• [Goal]: Please pull out every line that includes the string "JSON".

A run of records:
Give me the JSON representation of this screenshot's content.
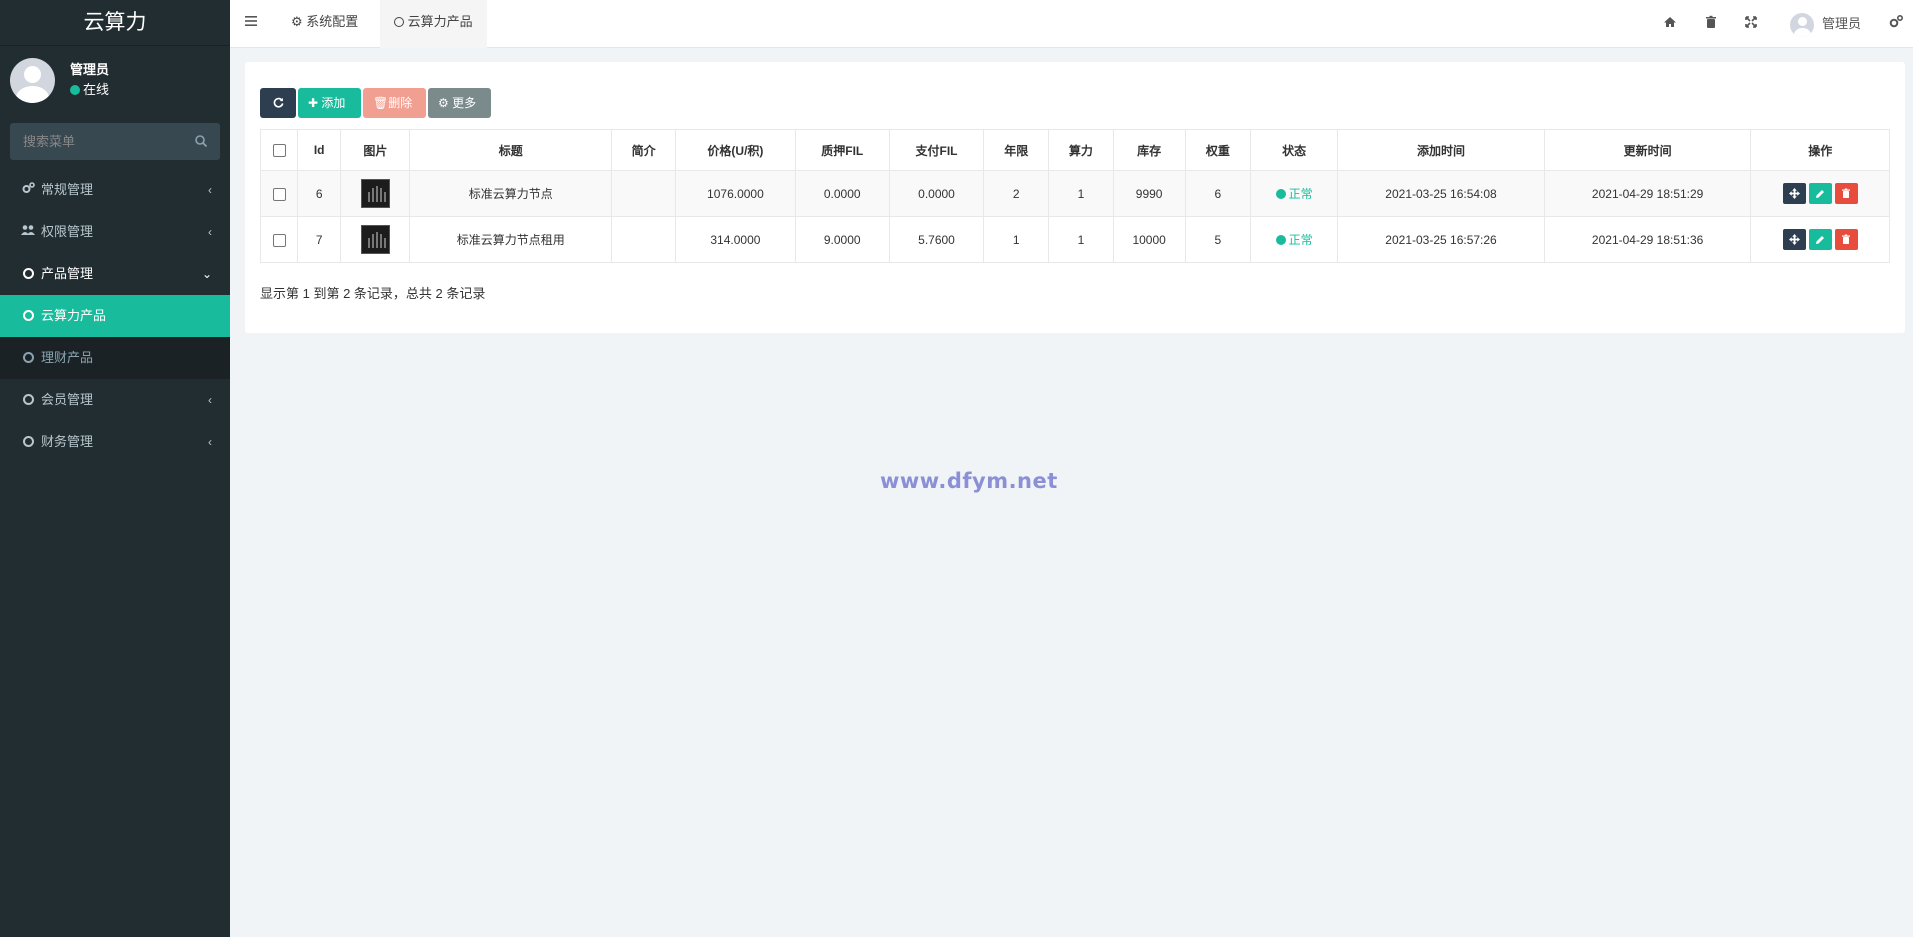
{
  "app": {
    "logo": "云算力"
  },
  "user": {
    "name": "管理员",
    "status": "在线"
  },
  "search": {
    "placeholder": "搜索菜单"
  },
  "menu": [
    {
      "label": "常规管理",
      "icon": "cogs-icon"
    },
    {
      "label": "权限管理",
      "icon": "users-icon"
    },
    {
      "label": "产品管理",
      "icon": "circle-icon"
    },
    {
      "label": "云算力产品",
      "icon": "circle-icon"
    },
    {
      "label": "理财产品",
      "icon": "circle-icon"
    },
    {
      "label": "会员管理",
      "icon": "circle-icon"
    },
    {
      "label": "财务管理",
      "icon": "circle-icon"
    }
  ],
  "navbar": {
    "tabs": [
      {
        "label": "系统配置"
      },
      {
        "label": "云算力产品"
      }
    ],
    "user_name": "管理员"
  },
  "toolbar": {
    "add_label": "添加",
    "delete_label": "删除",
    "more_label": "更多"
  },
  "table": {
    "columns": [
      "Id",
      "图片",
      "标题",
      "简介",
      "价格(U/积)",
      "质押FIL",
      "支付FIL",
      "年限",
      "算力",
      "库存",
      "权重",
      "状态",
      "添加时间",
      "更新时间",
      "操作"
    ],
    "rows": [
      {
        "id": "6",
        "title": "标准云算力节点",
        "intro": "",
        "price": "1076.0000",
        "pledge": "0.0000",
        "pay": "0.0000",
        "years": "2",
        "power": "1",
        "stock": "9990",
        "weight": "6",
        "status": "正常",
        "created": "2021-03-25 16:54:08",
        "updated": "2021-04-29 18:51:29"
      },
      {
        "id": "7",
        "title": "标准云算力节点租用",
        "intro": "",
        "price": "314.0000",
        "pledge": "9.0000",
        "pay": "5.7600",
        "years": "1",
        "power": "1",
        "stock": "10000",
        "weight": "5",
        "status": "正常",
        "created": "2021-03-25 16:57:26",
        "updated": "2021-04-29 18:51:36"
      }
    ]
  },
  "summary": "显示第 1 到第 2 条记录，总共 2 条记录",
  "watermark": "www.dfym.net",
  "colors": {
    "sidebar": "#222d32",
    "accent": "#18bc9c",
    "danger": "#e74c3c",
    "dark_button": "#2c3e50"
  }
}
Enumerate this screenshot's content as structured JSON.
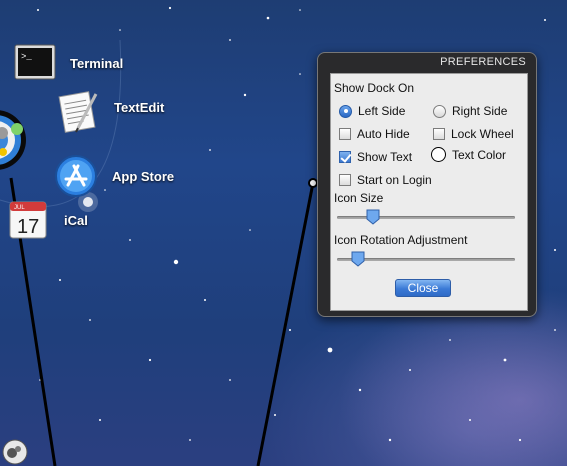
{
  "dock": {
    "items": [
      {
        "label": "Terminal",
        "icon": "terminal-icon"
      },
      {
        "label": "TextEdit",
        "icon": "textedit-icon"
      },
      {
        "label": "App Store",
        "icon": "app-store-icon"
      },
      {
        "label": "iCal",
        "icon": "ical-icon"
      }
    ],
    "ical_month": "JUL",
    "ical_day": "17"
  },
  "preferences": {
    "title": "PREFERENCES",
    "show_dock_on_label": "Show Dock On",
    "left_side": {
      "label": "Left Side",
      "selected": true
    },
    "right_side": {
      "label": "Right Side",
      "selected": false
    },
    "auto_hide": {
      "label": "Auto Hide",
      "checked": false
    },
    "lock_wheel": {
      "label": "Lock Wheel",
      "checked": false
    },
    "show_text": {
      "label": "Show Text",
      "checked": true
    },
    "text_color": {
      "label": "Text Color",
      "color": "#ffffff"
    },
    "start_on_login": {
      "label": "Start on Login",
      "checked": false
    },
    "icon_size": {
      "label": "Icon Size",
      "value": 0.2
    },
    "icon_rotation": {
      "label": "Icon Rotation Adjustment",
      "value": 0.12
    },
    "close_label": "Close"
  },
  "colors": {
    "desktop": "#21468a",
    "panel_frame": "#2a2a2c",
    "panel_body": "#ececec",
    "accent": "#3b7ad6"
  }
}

• [The response]:
Give me the JSON representation of this screenshot's content.
Enumerate this screenshot's content as structured JSON.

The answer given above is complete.